Transcribe every entry word for word, but skip the images.

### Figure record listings
--------
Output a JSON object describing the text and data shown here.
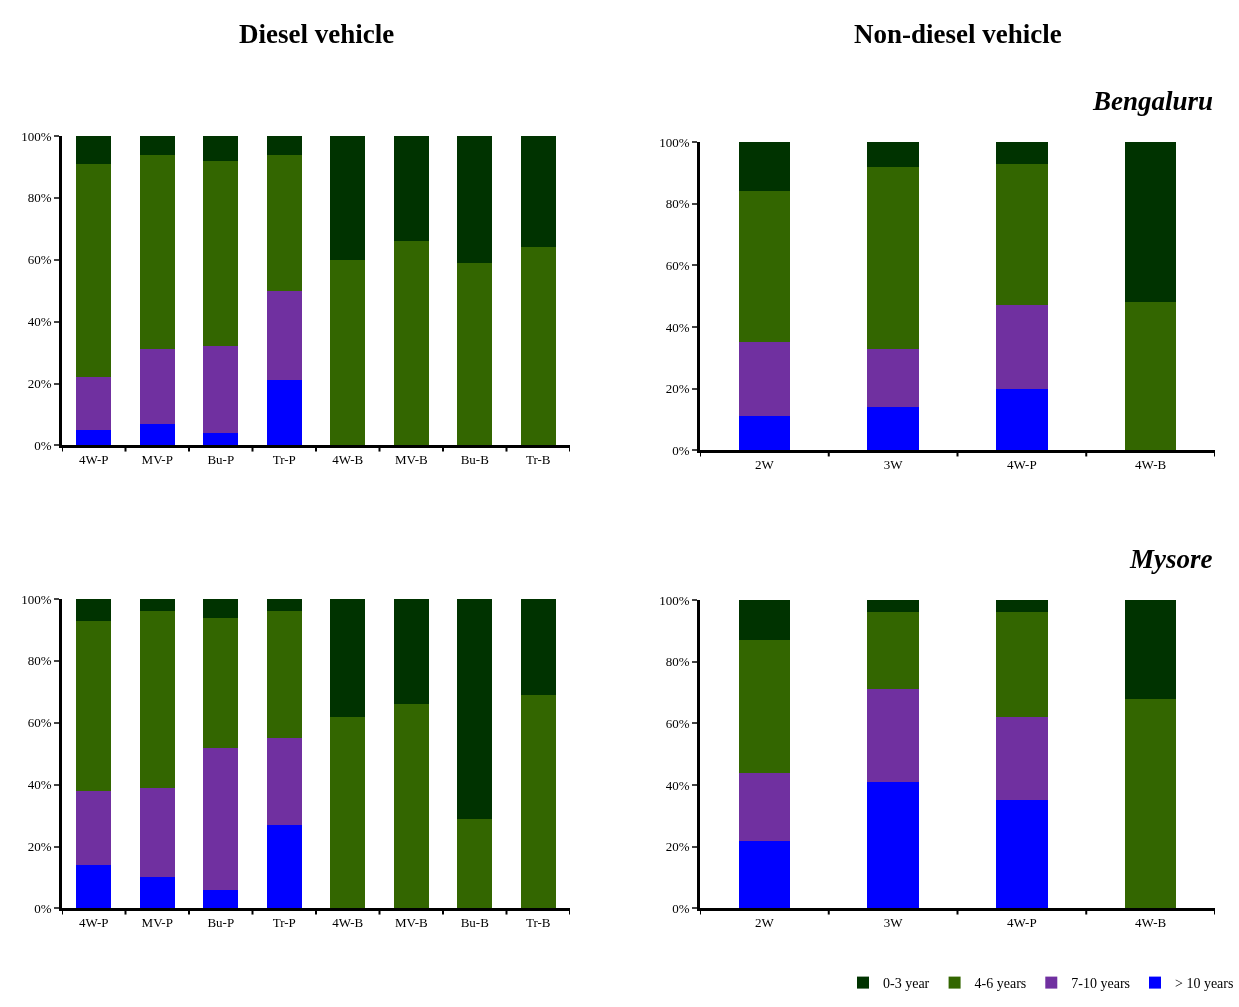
{
  "chart_data": [
    {
      "type": "bar",
      "title": "Diesel vehicle",
      "stacked": true,
      "legend": false,
      "categories": [
        "4W-P",
        "MV-P",
        "Bu-P",
        "Tr-P",
        "4W-B",
        "MV-B",
        "Bu-B",
        "Tr-B"
      ],
      "ylim": [
        0,
        100
      ],
      "yticks": [
        {
          "value": 0,
          "label": "0%"
        },
        {
          "value": 20,
          "label": "20%"
        },
        {
          "value": 40,
          "label": "40%"
        },
        {
          "value": 60,
          "label": "60%"
        },
        {
          "value": 80,
          "label": "80%"
        },
        {
          "value": 100,
          "label": "100%"
        }
      ],
      "series": [
        {
          "color": "#0000ff",
          "values": [
            5,
            7,
            4,
            21,
            0,
            0,
            0,
            0
          ]
        },
        {
          "color": "#7030a0",
          "values": [
            17,
            24,
            28,
            29,
            0,
            0,
            0,
            0
          ]
        },
        {
          "color": "#336600",
          "values": [
            69,
            63,
            60,
            44,
            60,
            66,
            59,
            64
          ]
        },
        {
          "color": "#003300",
          "values": [
            9,
            6,
            8,
            6,
            40,
            34,
            41,
            36
          ]
        }
      ]
    },
    {
      "type": "bar",
      "title": "Non-diesel vehicle",
      "subtitle": "Bengaluru",
      "stacked": true,
      "legend": false,
      "categories": [
        "2W",
        "3W",
        "4W-P",
        "4W-B"
      ],
      "ylim": [
        0,
        100
      ],
      "yticks": [
        {
          "value": 0,
          "label": "0%"
        },
        {
          "value": 20,
          "label": "20%"
        },
        {
          "value": 40,
          "label": "40%"
        },
        {
          "value": 60,
          "label": "60%"
        },
        {
          "value": 80,
          "label": "80%"
        },
        {
          "value": 100,
          "label": "100%"
        }
      ],
      "series": [
        {
          "color": "#0000ff",
          "values": [
            11,
            14,
            20,
            0
          ]
        },
        {
          "color": "#7030a0",
          "values": [
            24,
            19,
            27,
            0
          ]
        },
        {
          "color": "#336600",
          "values": [
            49,
            59,
            46,
            48
          ]
        },
        {
          "color": "#003300",
          "values": [
            16,
            8,
            7,
            52
          ]
        }
      ]
    },
    {
      "type": "bar",
      "stacked": true,
      "legend": false,
      "categories": [
        "4W-P",
        "MV-P",
        "Bu-P",
        "Tr-P",
        "4W-B",
        "MV-B",
        "Bu-B",
        "Tr-B"
      ],
      "ylim": [
        0,
        100
      ],
      "yticks": [
        {
          "value": 0,
          "label": "0%"
        },
        {
          "value": 20,
          "label": "20%"
        },
        {
          "value": 40,
          "label": "40%"
        },
        {
          "value": 60,
          "label": "60%"
        },
        {
          "value": 80,
          "label": "80%"
        },
        {
          "value": 100,
          "label": "100%"
        }
      ],
      "series": [
        {
          "color": "#0000ff",
          "values": [
            14,
            10,
            6,
            27,
            0,
            0,
            0,
            0
          ]
        },
        {
          "color": "#7030a0",
          "values": [
            24,
            29,
            46,
            28,
            0,
            0,
            0,
            0
          ]
        },
        {
          "color": "#336600",
          "values": [
            55,
            57,
            42,
            41,
            62,
            66,
            29,
            69
          ]
        },
        {
          "color": "#003300",
          "values": [
            7,
            4,
            6,
            4,
            38,
            34,
            71,
            31
          ]
        }
      ]
    },
    {
      "type": "bar",
      "subtitle": "Mysore",
      "stacked": true,
      "legend": "bottom right",
      "categories": [
        "2W",
        "3W",
        "4W-P",
        "4W-B"
      ],
      "ylim": [
        0,
        100
      ],
      "yticks": [
        {
          "value": 0,
          "label": "0%"
        },
        {
          "value": 20,
          "label": "20%"
        },
        {
          "value": 40,
          "label": "40%"
        },
        {
          "value": 60,
          "label": "60%"
        },
        {
          "value": 80,
          "label": "80%"
        },
        {
          "value": 100,
          "label": "100%"
        }
      ],
      "series": [
        {
          "name": "> 10 years",
          "color": "#0000ff",
          "values": [
            22,
            41,
            35,
            0
          ]
        },
        {
          "name": "7-10 years",
          "color": "#7030a0",
          "values": [
            22,
            30,
            27,
            0
          ]
        },
        {
          "name": "4-6 years",
          "color": "#336600",
          "values": [
            43,
            25,
            34,
            68
          ]
        },
        {
          "name": "0-3 year",
          "color": "#003300",
          "values": [
            13,
            4,
            4,
            32
          ]
        }
      ]
    }
  ]
}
--------
### Worked solution
Output a JSON object describing the text and data shown here.
{
  "chart_data": [
    {
      "type": "bar",
      "title": "Diesel vehicle",
      "stacked": true,
      "legend": false,
      "categories": [
        "4W-P",
        "MV-P",
        "Bu-P",
        "Tr-P",
        "4W-B",
        "MV-B",
        "Bu-B",
        "Tr-B"
      ],
      "ylim": [
        0,
        100
      ],
      "yticks": [
        {
          "value": 0,
          "label": "0%"
        },
        {
          "value": 20,
          "label": "20%"
        },
        {
          "value": 40,
          "label": "40%"
        },
        {
          "value": 60,
          "label": "60%"
        },
        {
          "value": 80,
          "label": "80%"
        },
        {
          "value": 100,
          "label": "100%"
        }
      ],
      "series": [
        {
          "color": "#0000ff",
          "values": [
            5,
            7,
            4,
            21,
            0,
            0,
            0,
            0
          ]
        },
        {
          "color": "#7030a0",
          "values": [
            17,
            24,
            28,
            29,
            0,
            0,
            0,
            0
          ]
        },
        {
          "color": "#336600",
          "values": [
            69,
            63,
            60,
            44,
            60,
            66,
            59,
            64
          ]
        },
        {
          "color": "#003300",
          "values": [
            9,
            6,
            8,
            6,
            40,
            34,
            41,
            36
          ]
        }
      ]
    },
    {
      "type": "bar",
      "title": "Non-diesel vehicle",
      "subtitle": "Bengaluru",
      "stacked": true,
      "legend": false,
      "categories": [
        "2W",
        "3W",
        "4W-P",
        "4W-B"
      ],
      "ylim": [
        0,
        100
      ],
      "yticks": [
        {
          "value": 0,
          "label": "0%"
        },
        {
          "value": 20,
          "label": "20%"
        },
        {
          "value": 40,
          "label": "40%"
        },
        {
          "value": 60,
          "label": "60%"
        },
        {
          "value": 80,
          "label": "80%"
        },
        {
          "value": 100,
          "label": "100%"
        }
      ],
      "series": [
        {
          "color": "#0000ff",
          "values": [
            11,
            14,
            20,
            0
          ]
        },
        {
          "color": "#7030a0",
          "values": [
            24,
            19,
            27,
            0
          ]
        },
        {
          "color": "#336600",
          "values": [
            49,
            59,
            46,
            48
          ]
        },
        {
          "color": "#003300",
          "values": [
            16,
            8,
            7,
            52
          ]
        }
      ]
    },
    {
      "type": "bar",
      "stacked": true,
      "legend": false,
      "categories": [
        "4W-P",
        "MV-P",
        "Bu-P",
        "Tr-P",
        "4W-B",
        "MV-B",
        "Bu-B",
        "Tr-B"
      ],
      "ylim": [
        0,
        100
      ],
      "yticks": [
        {
          "value": 0,
          "label": "0%"
        },
        {
          "value": 20,
          "label": "20%"
        },
        {
          "value": 40,
          "label": "40%"
        },
        {
          "value": 60,
          "label": "60%"
        },
        {
          "value": 80,
          "label": "80%"
        },
        {
          "value": 100,
          "label": "100%"
        }
      ],
      "series": [
        {
          "color": "#0000ff",
          "values": [
            14,
            10,
            6,
            27,
            0,
            0,
            0,
            0
          ]
        },
        {
          "color": "#7030a0",
          "values": [
            24,
            29,
            46,
            28,
            0,
            0,
            0,
            0
          ]
        },
        {
          "color": "#336600",
          "values": [
            55,
            57,
            42,
            41,
            62,
            66,
            29,
            69
          ]
        },
        {
          "color": "#003300",
          "values": [
            7,
            4,
            6,
            4,
            38,
            34,
            71,
            31
          ]
        }
      ]
    },
    {
      "type": "bar",
      "subtitle": "Mysore",
      "stacked": true,
      "legend": "bottom right",
      "categories": [
        "2W",
        "3W",
        "4W-P",
        "4W-B"
      ],
      "ylim": [
        0,
        100
      ],
      "yticks": [
        {
          "value": 0,
          "label": "0%"
        },
        {
          "value": 20,
          "label": "20%"
        },
        {
          "value": 40,
          "label": "40%"
        },
        {
          "value": 60,
          "label": "60%"
        },
        {
          "value": 80,
          "label": "80%"
        },
        {
          "value": 100,
          "label": "100%"
        }
      ],
      "series": [
        {
          "name": "> 10 years",
          "color": "#0000ff",
          "values": [
            22,
            41,
            35,
            0
          ]
        },
        {
          "name": "7-10 years",
          "color": "#7030a0",
          "values": [
            22,
            30,
            27,
            0
          ]
        },
        {
          "name": "4-6 years",
          "color": "#336600",
          "values": [
            43,
            25,
            34,
            68
          ]
        },
        {
          "name": "0-3 year",
          "color": "#003300",
          "values": [
            13,
            4,
            4,
            32
          ]
        }
      ]
    }
  ]
}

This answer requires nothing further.